┌──
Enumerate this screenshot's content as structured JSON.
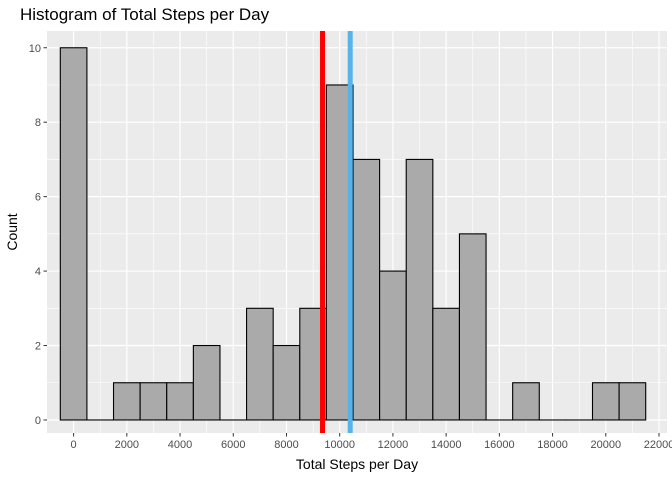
{
  "chart_data": {
    "type": "bar",
    "title": "Histogram of Total Steps per Day",
    "xlabel": "Total Steps per Day",
    "ylabel": "Count",
    "bin_width": 1000,
    "xlim": [
      -1000,
      22300
    ],
    "ylim": [
      -0.35,
      10.45
    ],
    "x_ticks": [
      0,
      2000,
      4000,
      6000,
      8000,
      10000,
      12000,
      14000,
      16000,
      18000,
      20000,
      22000
    ],
    "y_ticks": [
      0,
      2,
      4,
      6,
      8,
      10
    ],
    "bins": [
      {
        "center": 0,
        "count": 10
      },
      {
        "center": 1000,
        "count": 0
      },
      {
        "center": 2000,
        "count": 1
      },
      {
        "center": 3000,
        "count": 1
      },
      {
        "center": 4000,
        "count": 1
      },
      {
        "center": 5000,
        "count": 2
      },
      {
        "center": 6000,
        "count": 0
      },
      {
        "center": 7000,
        "count": 3
      },
      {
        "center": 8000,
        "count": 2
      },
      {
        "center": 9000,
        "count": 3
      },
      {
        "center": 10000,
        "count": 9
      },
      {
        "center": 11000,
        "count": 7
      },
      {
        "center": 12000,
        "count": 4
      },
      {
        "center": 13000,
        "count": 7
      },
      {
        "center": 14000,
        "count": 3
      },
      {
        "center": 15000,
        "count": 5
      },
      {
        "center": 16000,
        "count": 0
      },
      {
        "center": 17000,
        "count": 1
      },
      {
        "center": 18000,
        "count": 0
      },
      {
        "center": 19000,
        "count": 0
      },
      {
        "center": 20000,
        "count": 1
      },
      {
        "center": 21000,
        "count": 1
      }
    ],
    "bar_fill": "#AAAAAA",
    "bar_stroke": "#000000",
    "reference_lines": [
      {
        "x": 9354,
        "color": "#FF0000"
      },
      {
        "x": 10395,
        "color": "#56B4E9"
      }
    ],
    "panel_background": "#EBEBEB",
    "grid": true,
    "grid_color": "#FFFFFF",
    "legend": "none"
  }
}
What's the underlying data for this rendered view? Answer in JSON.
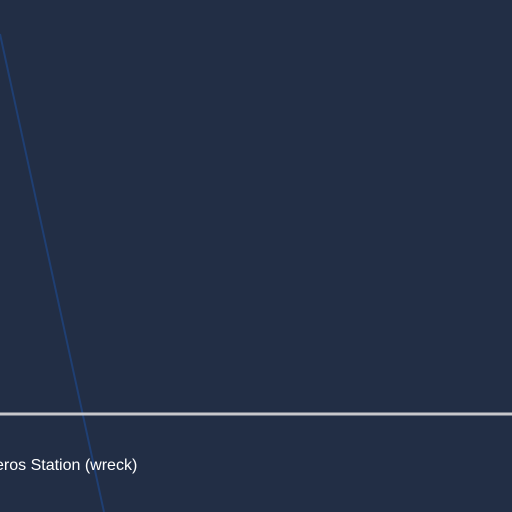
{
  "map": {
    "colors": {
      "background": "#222e45",
      "route_line": "#1f3f73",
      "horizontal_line": "#c8c8cc",
      "label_text": "#ffffff"
    },
    "labels": {
      "station_label": "eros Station (wreck)"
    }
  }
}
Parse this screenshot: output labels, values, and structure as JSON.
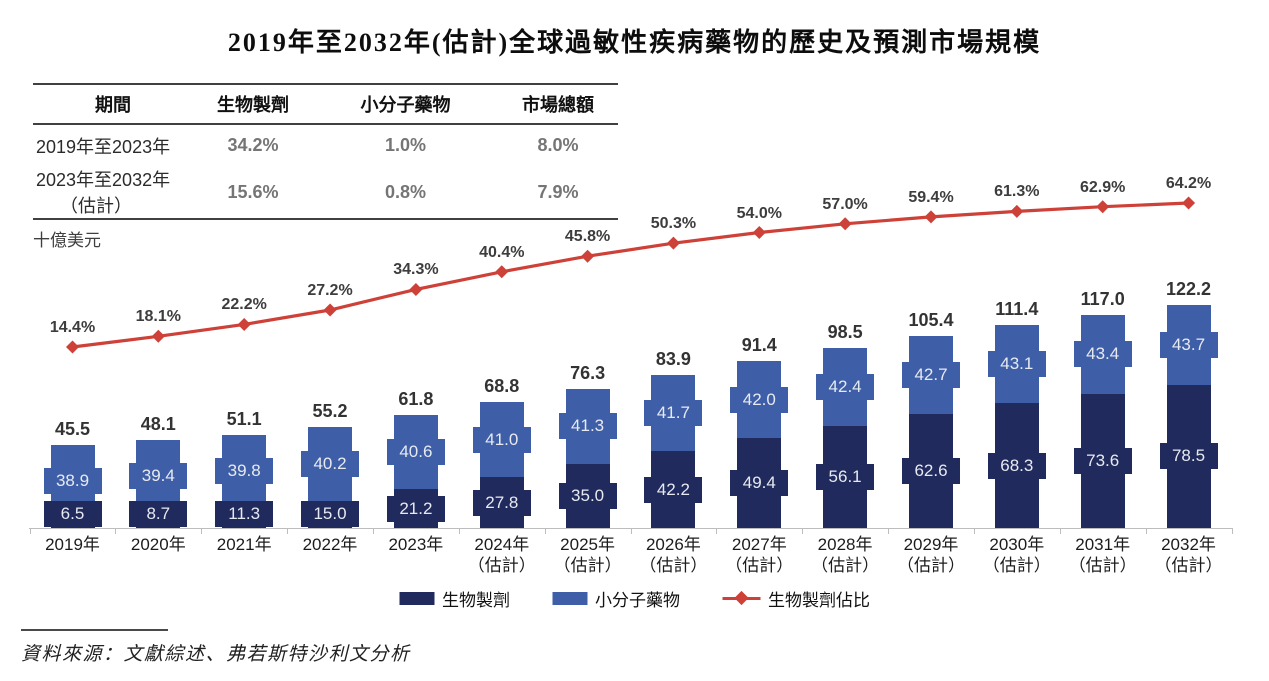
{
  "title": "2019年至2032年(估計)全球過敏性疾病藥物的歷史及預測市場規模",
  "table": {
    "headers": [
      "期間",
      "生物製劑",
      "小分子藥物",
      "市場總額"
    ],
    "rows": [
      {
        "period": "2019年至2023年",
        "period_line2": "",
        "biologics": "34.2%",
        "small_molecule": "1.0%",
        "total": "8.0%"
      },
      {
        "period": "2023年至2032年",
        "period_line2": "（估計）",
        "biologics": "15.6%",
        "small_molecule": "0.8%",
        "total": "7.9%"
      }
    ]
  },
  "unit_label": "十億美元",
  "legend": {
    "biologics": "生物製劑",
    "small_molecule": "小分子藥物",
    "biologics_share": "生物製劑佔比"
  },
  "source": "資料來源：文獻綜述、弗若斯特沙利文分析",
  "chart_data": {
    "type": "bar",
    "stacked": true,
    "overlay": "line",
    "title": "2019年至2032年(估計)全球過敏性疾病藥物的歷史及預測市場規模",
    "unit": "十億美元",
    "categories": [
      "2019年",
      "2020年",
      "2021年",
      "2022年",
      "2023年",
      "2024年",
      "2025年",
      "2026年",
      "2027年",
      "2028年",
      "2029年",
      "2030年",
      "2031年",
      "2032年"
    ],
    "estimate_from_index": 5,
    "estimate_suffix": "（估計）",
    "series": [
      {
        "name": "生物製劑",
        "type": "bar",
        "color": "#202A5C",
        "values": [
          6.5,
          8.7,
          11.3,
          15.0,
          21.2,
          27.8,
          35.0,
          42.2,
          49.4,
          56.1,
          62.6,
          68.3,
          73.6,
          78.5
        ]
      },
      {
        "name": "小分子藥物",
        "type": "bar",
        "color": "#3E5FA8",
        "values": [
          38.9,
          39.4,
          39.8,
          40.2,
          40.6,
          41.0,
          41.3,
          41.7,
          42.0,
          42.4,
          42.7,
          43.1,
          43.4,
          43.7
        ]
      },
      {
        "name": "生物製劑佔比",
        "type": "line",
        "color": "#CD4138",
        "unit": "%",
        "values": [
          14.4,
          18.1,
          22.2,
          27.2,
          34.3,
          40.4,
          45.8,
          50.3,
          54.0,
          57.0,
          59.4,
          61.3,
          62.9,
          64.2
        ]
      }
    ],
    "totals": [
      45.5,
      48.1,
      51.1,
      55.2,
      61.8,
      68.8,
      76.3,
      83.9,
      91.4,
      98.5,
      105.4,
      111.4,
      117.0,
      122.2
    ],
    "ylim": [
      0,
      130
    ],
    "grid": false,
    "legend_position": "bottom"
  }
}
└──
> What the exercise asks: The data should be printed again unchanged; leave its pictures out.

> Final result:
Enumerate this screenshot's content as structured JSON.
{
  "chart_data": {
    "type": "bar",
    "title": "Histogram of Total Steps per Day",
    "xlabel": "Total Steps per Day",
    "ylabel": "Count",
    "bin_width": 1000,
    "xlim": [
      -1000,
      22300
    ],
    "ylim": [
      -0.35,
      10.45
    ],
    "x_ticks": [
      0,
      2000,
      4000,
      6000,
      8000,
      10000,
      12000,
      14000,
      16000,
      18000,
      20000,
      22000
    ],
    "y_ticks": [
      0,
      2,
      4,
      6,
      8,
      10
    ],
    "bins": [
      {
        "center": 0,
        "count": 10
      },
      {
        "center": 1000,
        "count": 0
      },
      {
        "center": 2000,
        "count": 1
      },
      {
        "center": 3000,
        "count": 1
      },
      {
        "center": 4000,
        "count": 1
      },
      {
        "center": 5000,
        "count": 2
      },
      {
        "center": 6000,
        "count": 0
      },
      {
        "center": 7000,
        "count": 3
      },
      {
        "center": 8000,
        "count": 2
      },
      {
        "center": 9000,
        "count": 3
      },
      {
        "center": 10000,
        "count": 9
      },
      {
        "center": 11000,
        "count": 7
      },
      {
        "center": 12000,
        "count": 4
      },
      {
        "center": 13000,
        "count": 7
      },
      {
        "center": 14000,
        "count": 3
      },
      {
        "center": 15000,
        "count": 5
      },
      {
        "center": 16000,
        "count": 0
      },
      {
        "center": 17000,
        "count": 1
      },
      {
        "center": 18000,
        "count": 0
      },
      {
        "center": 19000,
        "count": 0
      },
      {
        "center": 20000,
        "count": 1
      },
      {
        "center": 21000,
        "count": 1
      }
    ],
    "bar_fill": "#AAAAAA",
    "bar_stroke": "#000000",
    "reference_lines": [
      {
        "x": 9354,
        "color": "#FF0000"
      },
      {
        "x": 10395,
        "color": "#56B4E9"
      }
    ],
    "panel_background": "#EBEBEB",
    "grid": true,
    "grid_color": "#FFFFFF",
    "legend": "none"
  }
}
What's the underlying data for this rendered view? Answer in JSON.
{
  "map": {
    "colors": {
      "background": "#222e45",
      "route_line": "#1f3f73",
      "horizontal_line": "#c8c8cc",
      "label_text": "#ffffff"
    },
    "labels": {
      "station_label": "eros Station (wreck)"
    }
  }
}
Parse this screenshot: output labels, values, and structure as JSON.
{
  "title": "2019年至2032年(估計)全球過敏性疾病藥物的歷史及預測市場規模",
  "table": {
    "headers": [
      "期間",
      "生物製劑",
      "小分子藥物",
      "市場總額"
    ],
    "rows": [
      {
        "period": "2019年至2023年",
        "period_line2": "",
        "biologics": "34.2%",
        "small_molecule": "1.0%",
        "total": "8.0%"
      },
      {
        "period": "2023年至2032年",
        "period_line2": "（估計）",
        "biologics": "15.6%",
        "small_molecule": "0.8%",
        "total": "7.9%"
      }
    ]
  },
  "unit_label": "十億美元",
  "legend": {
    "biologics": "生物製劑",
    "small_molecule": "小分子藥物",
    "biologics_share": "生物製劑佔比"
  },
  "source": "資料來源：文獻綜述、弗若斯特沙利文分析",
  "chart_data": {
    "type": "bar",
    "stacked": true,
    "overlay": "line",
    "title": "2019年至2032年(估計)全球過敏性疾病藥物的歷史及預測市場規模",
    "unit": "十億美元",
    "categories": [
      "2019年",
      "2020年",
      "2021年",
      "2022年",
      "2023年",
      "2024年",
      "2025年",
      "2026年",
      "2027年",
      "2028年",
      "2029年",
      "2030年",
      "2031年",
      "2032年"
    ],
    "estimate_from_index": 5,
    "estimate_suffix": "（估計）",
    "series": [
      {
        "name": "生物製劑",
        "type": "bar",
        "color": "#202A5C",
        "values": [
          6.5,
          8.7,
          11.3,
          15.0,
          21.2,
          27.8,
          35.0,
          42.2,
          49.4,
          56.1,
          62.6,
          68.3,
          73.6,
          78.5
        ]
      },
      {
        "name": "小分子藥物",
        "type": "bar",
        "color": "#3E5FA8",
        "values": [
          38.9,
          39.4,
          39.8,
          40.2,
          40.6,
          41.0,
          41.3,
          41.7,
          42.0,
          42.4,
          42.7,
          43.1,
          43.4,
          43.7
        ]
      },
      {
        "name": "生物製劑佔比",
        "type": "line",
        "color": "#CD4138",
        "unit": "%",
        "values": [
          14.4,
          18.1,
          22.2,
          27.2,
          34.3,
          40.4,
          45.8,
          50.3,
          54.0,
          57.0,
          59.4,
          61.3,
          62.9,
          64.2
        ]
      }
    ],
    "totals": [
      45.5,
      48.1,
      51.1,
      55.2,
      61.8,
      68.8,
      76.3,
      83.9,
      91.4,
      98.5,
      105.4,
      111.4,
      117.0,
      122.2
    ],
    "ylim": [
      0,
      130
    ],
    "grid": false,
    "legend_position": "bottom"
  }
}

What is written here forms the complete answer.